Seek out every line containing the word "véhicule", and copy each.
:: DATA EXCERPTS ::
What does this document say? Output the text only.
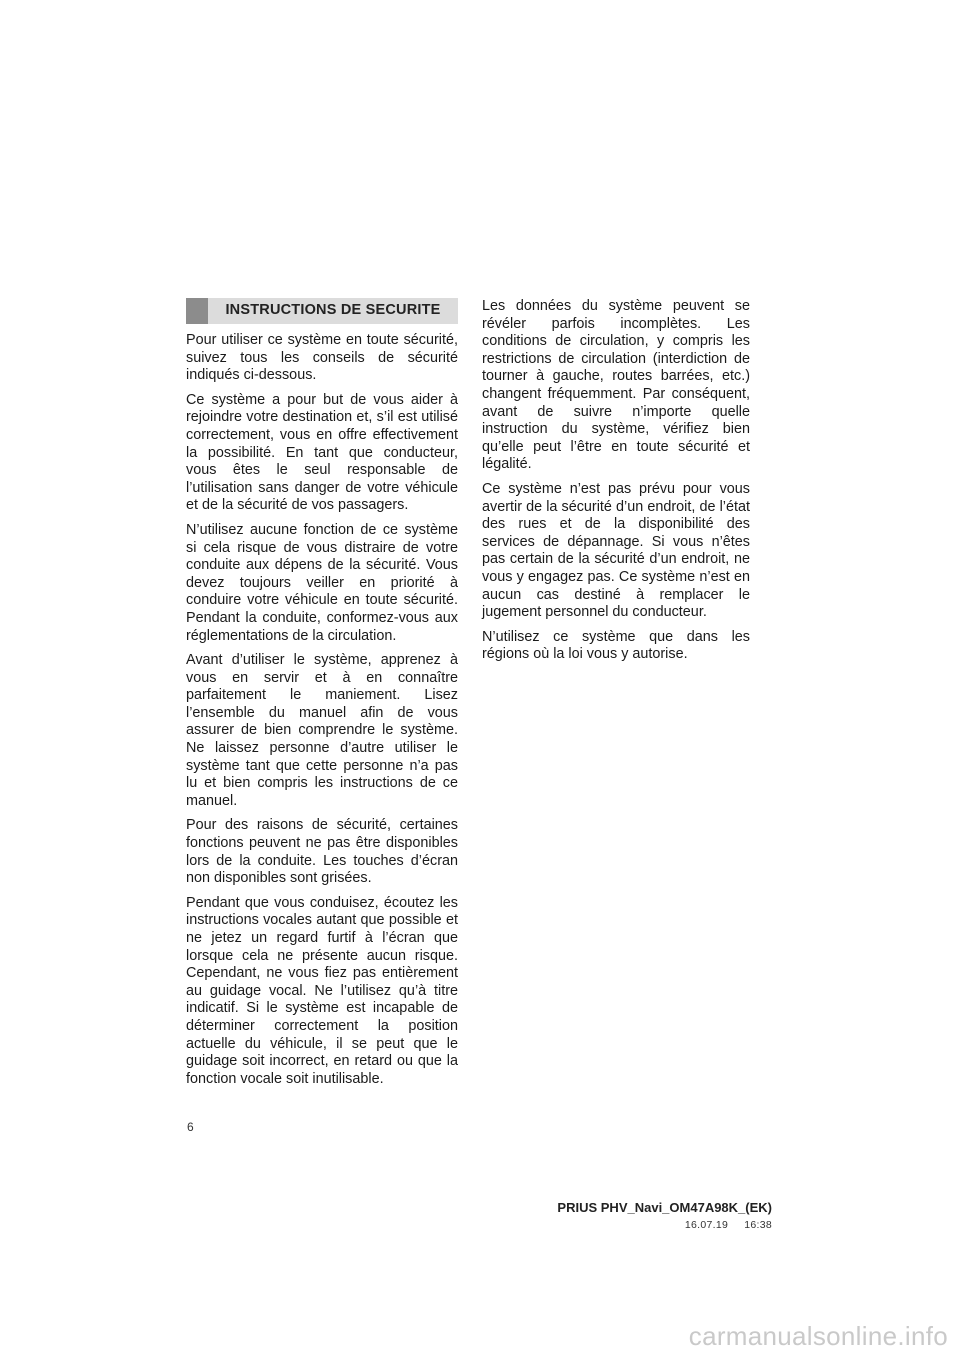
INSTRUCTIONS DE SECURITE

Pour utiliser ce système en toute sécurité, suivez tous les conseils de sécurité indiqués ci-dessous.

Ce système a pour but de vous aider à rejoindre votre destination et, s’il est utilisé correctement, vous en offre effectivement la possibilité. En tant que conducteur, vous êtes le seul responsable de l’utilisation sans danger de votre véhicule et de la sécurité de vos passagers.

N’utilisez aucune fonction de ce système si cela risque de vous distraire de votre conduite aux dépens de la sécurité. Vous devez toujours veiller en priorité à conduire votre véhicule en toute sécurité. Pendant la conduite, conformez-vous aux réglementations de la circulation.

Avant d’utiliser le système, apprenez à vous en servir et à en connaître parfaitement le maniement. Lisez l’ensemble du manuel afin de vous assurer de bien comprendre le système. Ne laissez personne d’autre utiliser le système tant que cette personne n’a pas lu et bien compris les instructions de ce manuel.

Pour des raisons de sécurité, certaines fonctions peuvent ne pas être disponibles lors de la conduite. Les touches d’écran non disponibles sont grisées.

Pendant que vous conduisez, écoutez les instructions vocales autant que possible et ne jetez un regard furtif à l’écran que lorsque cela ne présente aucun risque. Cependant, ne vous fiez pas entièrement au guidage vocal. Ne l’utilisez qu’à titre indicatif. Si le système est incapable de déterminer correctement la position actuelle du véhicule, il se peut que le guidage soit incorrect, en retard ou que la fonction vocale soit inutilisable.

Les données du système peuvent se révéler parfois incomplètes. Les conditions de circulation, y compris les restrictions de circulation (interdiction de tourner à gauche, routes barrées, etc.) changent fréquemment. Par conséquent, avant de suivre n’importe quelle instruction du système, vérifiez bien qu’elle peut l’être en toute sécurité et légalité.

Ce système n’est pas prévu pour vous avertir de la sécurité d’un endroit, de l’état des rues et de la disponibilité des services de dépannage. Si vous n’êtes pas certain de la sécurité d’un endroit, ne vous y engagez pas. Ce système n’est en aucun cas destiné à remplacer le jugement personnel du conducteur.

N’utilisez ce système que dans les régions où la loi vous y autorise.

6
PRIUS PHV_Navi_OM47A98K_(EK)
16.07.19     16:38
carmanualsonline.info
:::
■ **CORRECT ANSWER**:
Ce système a pour but de vous aider à rejoindre votre destination et, s’il est utilisé correctement, vous en offre effectivement la possibilité. En tant que conducteur, vous êtes le seul responsable de l’utilisation sans danger de votre véhicule et de la sécurité de vos passagers.
N’utilisez aucune fonction de ce système si cela risque de vous distraire de votre conduite aux dépens de la sécurité. Vous devez toujours veiller en priorité à conduire votre véhicule en toute sécurité. Pendant la conduite, conformez-vous aux réglementations de la circulation.
Pendant que vous conduisez, écoutez les instructions vocales autant que possible et ne jetez un regard furtif à l’écran que lorsque cela ne présente aucun risque. Cependant, ne vous fiez pas entièrement au guidage vocal. Ne l’utilisez qu’à titre indicatif. Si le système est incapable de déterminer correctement la position actuelle du véhicule, il se peut que le guidage soit incorrect, en retard ou que la fonction vocale soit inutilisable.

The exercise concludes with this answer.